## BEGIN Record set

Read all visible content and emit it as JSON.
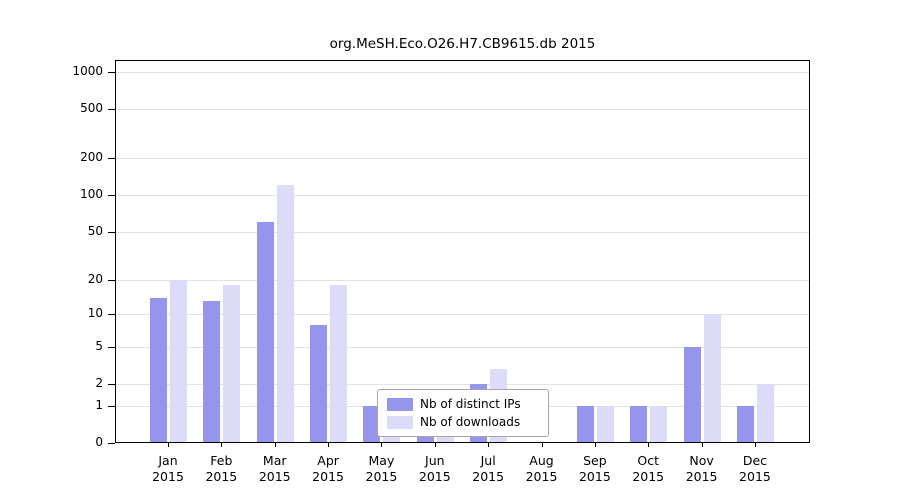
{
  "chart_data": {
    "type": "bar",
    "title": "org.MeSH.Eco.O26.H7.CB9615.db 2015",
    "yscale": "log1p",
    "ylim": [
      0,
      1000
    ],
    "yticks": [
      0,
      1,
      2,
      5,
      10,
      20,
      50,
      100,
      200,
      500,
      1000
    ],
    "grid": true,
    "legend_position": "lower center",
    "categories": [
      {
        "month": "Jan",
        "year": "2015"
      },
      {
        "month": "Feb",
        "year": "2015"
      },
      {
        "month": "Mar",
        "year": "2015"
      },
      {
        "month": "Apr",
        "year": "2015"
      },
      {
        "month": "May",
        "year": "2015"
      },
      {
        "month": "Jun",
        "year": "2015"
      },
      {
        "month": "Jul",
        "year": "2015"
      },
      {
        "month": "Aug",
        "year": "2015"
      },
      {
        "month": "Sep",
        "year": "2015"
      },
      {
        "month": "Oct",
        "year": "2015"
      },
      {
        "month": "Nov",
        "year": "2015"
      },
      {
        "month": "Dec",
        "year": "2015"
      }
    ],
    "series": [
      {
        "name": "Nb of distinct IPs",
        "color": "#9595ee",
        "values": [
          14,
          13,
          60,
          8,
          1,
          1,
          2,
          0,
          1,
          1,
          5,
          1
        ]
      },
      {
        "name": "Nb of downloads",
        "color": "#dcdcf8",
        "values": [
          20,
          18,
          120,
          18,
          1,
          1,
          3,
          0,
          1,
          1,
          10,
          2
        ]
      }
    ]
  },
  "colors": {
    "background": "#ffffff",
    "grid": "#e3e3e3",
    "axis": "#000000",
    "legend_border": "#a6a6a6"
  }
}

## END Record set

### What the task requires:
Without including any pictures, please restate all the records exactly.

### Answer to this problem:
Read all visible content and emit it as JSON.
{
  "chart_data": {
    "type": "bar",
    "title": "org.MeSH.Eco.O26.H7.CB9615.db 2015",
    "yscale": "log1p",
    "ylim": [
      0,
      1000
    ],
    "yticks": [
      0,
      1,
      2,
      5,
      10,
      20,
      50,
      100,
      200,
      500,
      1000
    ],
    "grid": true,
    "legend_position": "lower center",
    "categories": [
      {
        "month": "Jan",
        "year": "2015"
      },
      {
        "month": "Feb",
        "year": "2015"
      },
      {
        "month": "Mar",
        "year": "2015"
      },
      {
        "month": "Apr",
        "year": "2015"
      },
      {
        "month": "May",
        "year": "2015"
      },
      {
        "month": "Jun",
        "year": "2015"
      },
      {
        "month": "Jul",
        "year": "2015"
      },
      {
        "month": "Aug",
        "year": "2015"
      },
      {
        "month": "Sep",
        "year": "2015"
      },
      {
        "month": "Oct",
        "year": "2015"
      },
      {
        "month": "Nov",
        "year": "2015"
      },
      {
        "month": "Dec",
        "year": "2015"
      }
    ],
    "series": [
      {
        "name": "Nb of distinct IPs",
        "color": "#9595ee",
        "values": [
          14,
          13,
          60,
          8,
          1,
          1,
          2,
          0,
          1,
          1,
          5,
          1
        ]
      },
      {
        "name": "Nb of downloads",
        "color": "#dcdcf8",
        "values": [
          20,
          18,
          120,
          18,
          1,
          1,
          3,
          0,
          1,
          1,
          10,
          2
        ]
      }
    ]
  },
  "colors": {
    "background": "#ffffff",
    "grid": "#e3e3e3",
    "axis": "#000000",
    "legend_border": "#a6a6a6"
  }
}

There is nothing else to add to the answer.